**GIVEN TASK:** Give the entries again, word for word.
━━━━━━━━━━━━━━━━━━━━
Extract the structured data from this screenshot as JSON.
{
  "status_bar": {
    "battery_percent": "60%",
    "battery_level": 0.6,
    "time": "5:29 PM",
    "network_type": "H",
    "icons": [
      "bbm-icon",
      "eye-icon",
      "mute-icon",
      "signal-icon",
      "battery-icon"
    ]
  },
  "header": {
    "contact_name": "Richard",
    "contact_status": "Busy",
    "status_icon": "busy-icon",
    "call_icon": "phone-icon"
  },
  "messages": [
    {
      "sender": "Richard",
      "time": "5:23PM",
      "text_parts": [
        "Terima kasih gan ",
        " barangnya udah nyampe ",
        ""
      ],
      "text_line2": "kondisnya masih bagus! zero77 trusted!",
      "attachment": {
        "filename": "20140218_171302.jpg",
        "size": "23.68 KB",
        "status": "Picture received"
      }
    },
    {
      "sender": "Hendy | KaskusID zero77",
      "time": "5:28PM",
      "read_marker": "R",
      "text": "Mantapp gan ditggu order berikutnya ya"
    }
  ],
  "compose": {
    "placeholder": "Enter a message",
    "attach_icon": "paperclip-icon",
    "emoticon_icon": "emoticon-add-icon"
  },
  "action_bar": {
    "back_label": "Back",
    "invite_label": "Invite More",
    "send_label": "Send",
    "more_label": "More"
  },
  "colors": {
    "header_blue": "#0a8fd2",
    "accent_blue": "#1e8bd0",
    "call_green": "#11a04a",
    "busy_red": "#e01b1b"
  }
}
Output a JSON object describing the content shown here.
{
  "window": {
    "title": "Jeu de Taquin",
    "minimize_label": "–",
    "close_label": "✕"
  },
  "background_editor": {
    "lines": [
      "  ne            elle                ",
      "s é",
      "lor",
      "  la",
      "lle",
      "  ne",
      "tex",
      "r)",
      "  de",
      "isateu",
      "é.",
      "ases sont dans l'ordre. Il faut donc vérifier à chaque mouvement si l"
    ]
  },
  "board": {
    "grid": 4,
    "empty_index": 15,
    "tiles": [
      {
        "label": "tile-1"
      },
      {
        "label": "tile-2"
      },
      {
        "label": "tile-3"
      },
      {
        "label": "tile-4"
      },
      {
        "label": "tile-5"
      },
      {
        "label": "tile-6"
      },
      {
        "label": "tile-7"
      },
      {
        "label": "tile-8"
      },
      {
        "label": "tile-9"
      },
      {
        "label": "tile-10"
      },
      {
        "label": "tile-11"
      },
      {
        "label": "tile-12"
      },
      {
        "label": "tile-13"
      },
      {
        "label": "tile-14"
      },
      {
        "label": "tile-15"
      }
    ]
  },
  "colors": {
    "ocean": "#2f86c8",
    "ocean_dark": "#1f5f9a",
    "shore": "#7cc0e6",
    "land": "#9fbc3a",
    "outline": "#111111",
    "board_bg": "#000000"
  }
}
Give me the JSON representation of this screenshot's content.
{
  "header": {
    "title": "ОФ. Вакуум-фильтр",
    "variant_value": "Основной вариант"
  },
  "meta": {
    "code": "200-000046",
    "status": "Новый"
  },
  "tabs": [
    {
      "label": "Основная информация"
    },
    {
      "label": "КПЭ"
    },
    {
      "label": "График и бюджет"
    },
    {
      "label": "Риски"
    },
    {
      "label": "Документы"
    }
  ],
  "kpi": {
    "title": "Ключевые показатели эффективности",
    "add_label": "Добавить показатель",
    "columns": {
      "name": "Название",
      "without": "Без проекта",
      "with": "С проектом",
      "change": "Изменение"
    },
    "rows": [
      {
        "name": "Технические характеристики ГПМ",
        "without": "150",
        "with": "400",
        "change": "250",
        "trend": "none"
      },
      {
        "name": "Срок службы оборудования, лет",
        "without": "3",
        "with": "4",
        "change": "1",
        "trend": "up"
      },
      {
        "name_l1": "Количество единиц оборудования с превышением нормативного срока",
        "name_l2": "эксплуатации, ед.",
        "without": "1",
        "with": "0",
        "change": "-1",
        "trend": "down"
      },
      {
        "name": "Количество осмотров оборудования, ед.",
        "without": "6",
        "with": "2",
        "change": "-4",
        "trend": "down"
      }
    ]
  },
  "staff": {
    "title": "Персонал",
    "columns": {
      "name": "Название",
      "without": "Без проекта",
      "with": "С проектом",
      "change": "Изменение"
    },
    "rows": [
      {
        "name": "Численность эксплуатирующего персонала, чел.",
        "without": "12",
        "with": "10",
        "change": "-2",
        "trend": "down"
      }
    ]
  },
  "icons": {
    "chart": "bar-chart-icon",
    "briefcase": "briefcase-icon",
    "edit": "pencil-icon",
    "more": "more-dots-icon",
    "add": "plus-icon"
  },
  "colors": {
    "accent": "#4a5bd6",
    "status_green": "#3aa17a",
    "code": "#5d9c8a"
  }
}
━━━━━━━━━━━━━━━━━━━━
**SOLUTION TO THIS TASK:**
Extract the structured data from this screenshot as JSON.
{
  "status_bar": {
    "battery_percent": "60%",
    "battery_level": 0.6,
    "time": "5:29 PM",
    "network_type": "H",
    "icons": [
      "bbm-icon",
      "eye-icon",
      "mute-icon",
      "signal-icon",
      "battery-icon"
    ]
  },
  "header": {
    "contact_name": "Richard",
    "contact_status": "Busy",
    "status_icon": "busy-icon",
    "call_icon": "phone-icon"
  },
  "messages": [
    {
      "sender": "Richard",
      "time": "5:23PM",
      "text_parts": [
        "Terima kasih gan ",
        " barangnya udah nyampe ",
        ""
      ],
      "text_line2": "kondisnya masih bagus! zero77 trusted!",
      "attachment": {
        "filename": "20140218_171302.jpg",
        "size": "23.68 KB",
        "status": "Picture received"
      }
    },
    {
      "sender": "Hendy | KaskusID zero77",
      "time": "5:28PM",
      "read_marker": "R",
      "text": "Mantapp gan ditggu order berikutnya ya"
    }
  ],
  "compose": {
    "placeholder": "Enter a message",
    "attach_icon": "paperclip-icon",
    "emoticon_icon": "emoticon-add-icon"
  },
  "action_bar": {
    "back_label": "Back",
    "invite_label": "Invite More",
    "send_label": "Send",
    "more_label": "More"
  },
  "colors": {
    "header_blue": "#0a8fd2",
    "accent_blue": "#1e8bd0",
    "call_green": "#11a04a",
    "busy_red": "#e01b1b"
  }
}
Output a JSON object describing the content shown here.
{
  "window": {
    "title": "Jeu de Taquin",
    "minimize_label": "–",
    "close_label": "✕"
  },
  "background_editor": {
    "lines": [
      "  ne            elle                ",
      "s é",
      "lor",
      "  la",
      "lle",
      "  ne",
      "tex",
      "r)",
      "  de",
      "isateu",
      "é.",
      "ases sont dans l'ordre. Il faut donc vérifier à chaque mouvement si l"
    ]
  },
  "board": {
    "grid": 4,
    "empty_index": 15,
    "tiles": [
      {
        "label": "tile-1"
      },
      {
        "label": "tile-2"
      },
      {
        "label": "tile-3"
      },
      {
        "label": "tile-4"
      },
      {
        "label": "tile-5"
      },
      {
        "label": "tile-6"
      },
      {
        "label": "tile-7"
      },
      {
        "label": "tile-8"
      },
      {
        "label": "tile-9"
      },
      {
        "label": "tile-10"
      },
      {
        "label": "tile-11"
      },
      {
        "label": "tile-12"
      },
      {
        "label": "tile-13"
      },
      {
        "label": "tile-14"
      },
      {
        "label": "tile-15"
      }
    ]
  },
  "colors": {
    "ocean": "#2f86c8",
    "ocean_dark": "#1f5f9a",
    "shore": "#7cc0e6",
    "land": "#9fbc3a",
    "outline": "#111111",
    "board_bg": "#000000"
  }
}
Give me the JSON representation of this screenshot's content.
{
  "header": {
    "title": "ОФ. Вакуум-фильтр",
    "variant_value": "Основной вариант"
  },
  "meta": {
    "code": "200-000046",
    "status": "Новый"
  },
  "tabs": [
    {
      "label": "Основная информация"
    },
    {
      "label": "КПЭ"
    },
    {
      "label": "График и бюджет"
    },
    {
      "label": "Риски"
    },
    {
      "label": "Документы"
    }
  ],
  "kpi": {
    "title": "Ключевые показатели эффективности",
    "add_label": "Добавить показатель",
    "columns": {
      "name": "Название",
      "without": "Без проекта",
      "with": "С проектом",
      "change": "Изменение"
    },
    "rows": [
      {
        "name": "Технические характеристики ГПМ",
        "without": "150",
        "with": "400",
        "change": "250",
        "trend": "none"
      },
      {
        "name": "Срок службы оборудования, лет",
        "without": "3",
        "with": "4",
        "change": "1",
        "trend": "up"
      },
      {
        "name_l1": "Количество единиц оборудования с превышением нормативного срока",
        "name_l2": "эксплуатации, ед.",
        "without": "1",
        "with": "0",
        "change": "-1",
        "trend": "down"
      },
      {
        "name": "Количество осмотров оборудования, ед.",
        "without": "6",
        "with": "2",
        "change": "-4",
        "trend": "down"
      }
    ]
  },
  "staff": {
    "title": "Персонал",
    "columns": {
      "name": "Название",
      "without": "Без проекта",
      "with": "С проектом",
      "change": "Изменение"
    },
    "rows": [
      {
        "name": "Численность эксплуатирующего персонала, чел.",
        "without": "12",
        "with": "10",
        "change": "-2",
        "trend": "down"
      }
    ]
  },
  "icons": {
    "chart": "bar-chart-icon",
    "briefcase": "briefcase-icon",
    "edit": "pencil-icon",
    "more": "more-dots-icon",
    "add": "plus-icon"
  },
  "colors": {
    "accent": "#4a5bd6",
    "status_green": "#3aa17a",
    "code": "#5d9c8a"
  }
}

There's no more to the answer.